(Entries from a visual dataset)
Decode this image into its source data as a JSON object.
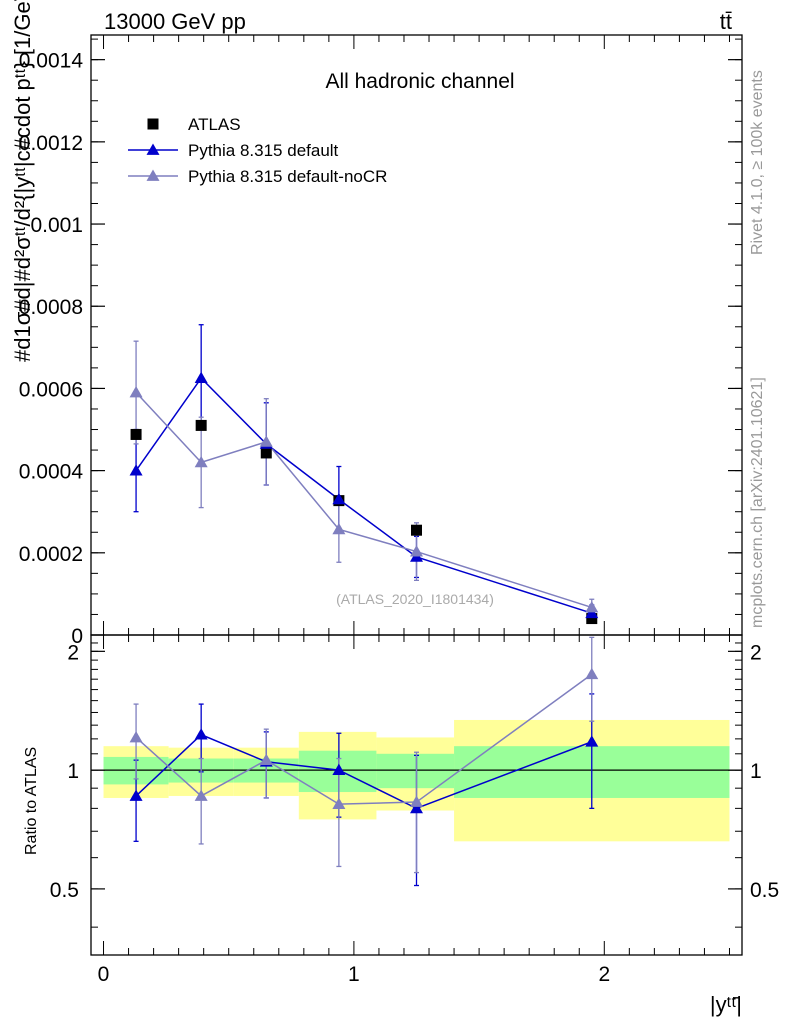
{
  "header": {
    "left": "13000 GeV pp",
    "right": "tt̄"
  },
  "side_labels": {
    "rivet": "Rivet 4.1.0, ≥ 100k events",
    "mcplots": "mcplots.cern.ch [arXiv:2401.10621]"
  },
  "colors": {
    "atlas": "#000000",
    "default": "#0000cc",
    "nocr": "#7f7fbf",
    "band_inner": "#99ff99",
    "band_outer": "#ffff99"
  },
  "chart_data": [
    {
      "type": "scatter",
      "title": "All hadronic channel",
      "ylabel": "#d1σ#d|#d²σᵗᵗ/d²{|yᵗᵗ|c#cdot pᵗᵗ} [1/GeV]",
      "xlabel": "",
      "ylim": [
        0,
        0.00146
      ],
      "xlim": [
        -0.05,
        2.55
      ],
      "ytick_values": [
        0,
        0.0002,
        0.0004,
        0.0006,
        0.0008,
        0.001,
        0.0012,
        0.0014
      ],
      "ytick_labels": [
        "0",
        "0.0002",
        "0.0004",
        "0.0006",
        "0.0008",
        "0.001",
        "0.0012",
        "0.0014"
      ],
      "watermark": "(ATLAS_2020_I1801434)",
      "legend_position": "top-left",
      "x": [
        0.13,
        0.39,
        0.65,
        0.94,
        1.25,
        1.95
      ],
      "series": [
        {
          "name": "ATLAS",
          "values": [
            0.000488,
            0.00051,
            0.000443,
            0.000327,
            0.000255,
            4e-05
          ]
        },
        {
          "name": "Pythia 8.315 default",
          "values": [
            0.0004,
            0.000625,
            0.000465,
            0.00033,
            0.00019,
            5.3e-05
          ],
          "err_low": [
            0.0001,
            0.000115,
            0.0001,
            8e-05,
            5e-05,
            2e-05
          ],
          "err_high": [
            0.0001,
            0.00013,
            0.0001,
            8e-05,
            5e-05,
            2e-05
          ]
        },
        {
          "name": "Pythia 8.315 default-noCR",
          "values": [
            0.00059,
            0.00042,
            0.00047,
            0.000257,
            0.000203,
            6.7e-05
          ],
          "err_low": [
            0.000125,
            0.00011,
            0.000105,
            8e-05,
            7e-05,
            2e-05
          ],
          "err_high": [
            0.000125,
            0.00011,
            0.000105,
            8e-05,
            7e-05,
            2e-05
          ]
        }
      ]
    },
    {
      "type": "scatter",
      "title": "",
      "ylabel": "Ratio to ATLAS",
      "xlabel": "|yᵗᵗ̄|",
      "ylim": [
        0.34,
        2.2
      ],
      "xlim": [
        -0.05,
        2.55
      ],
      "ytick_values": [
        0.5,
        1,
        2
      ],
      "ytick_labels": [
        "0.5",
        "1",
        "2"
      ],
      "xtick_values": [
        0,
        1,
        2
      ],
      "xtick_labels": [
        "0",
        "1",
        "2"
      ],
      "x": [
        0.13,
        0.39,
        0.65,
        0.94,
        1.25,
        1.95
      ],
      "bins": [
        [
          0,
          0.26
        ],
        [
          0.26,
          0.52
        ],
        [
          0.52,
          0.78
        ],
        [
          0.78,
          1.09
        ],
        [
          1.09,
          1.4
        ],
        [
          1.4,
          2.5
        ]
      ],
      "band_inner": [
        [
          0.92,
          1.08
        ],
        [
          0.93,
          1.07
        ],
        [
          0.93,
          1.07
        ],
        [
          0.88,
          1.12
        ],
        [
          0.9,
          1.1
        ],
        [
          0.85,
          1.15
        ]
      ],
      "band_outer": [
        [
          0.85,
          1.15
        ],
        [
          0.86,
          1.14
        ],
        [
          0.86,
          1.14
        ],
        [
          0.75,
          1.25
        ],
        [
          0.79,
          1.21
        ],
        [
          0.66,
          1.34
        ]
      ],
      "series": [
        {
          "name": "Pythia 8.315 default",
          "values": [
            0.86,
            1.23,
            1.05,
            1.0,
            0.8,
            1.18
          ],
          "err_low": [
            0.2,
            0.24,
            0.2,
            0.24,
            0.29,
            0.38
          ],
          "err_high": [
            0.2,
            0.24,
            0.2,
            0.24,
            0.29,
            0.38
          ]
        },
        {
          "name": "Pythia 8.315 default-noCR",
          "values": [
            1.21,
            0.86,
            1.06,
            0.82,
            0.83,
            1.75
          ],
          "err_low": [
            0.26,
            0.21,
            0.21,
            0.25,
            0.28,
            0.42
          ],
          "err_high": [
            0.26,
            0.21,
            0.21,
            0.25,
            0.28,
            0.42
          ]
        }
      ]
    }
  ]
}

EXERCISE GOAL »
Report only how many lines in the records contain the word "left".

RESULT OF THE EXERCISE »
2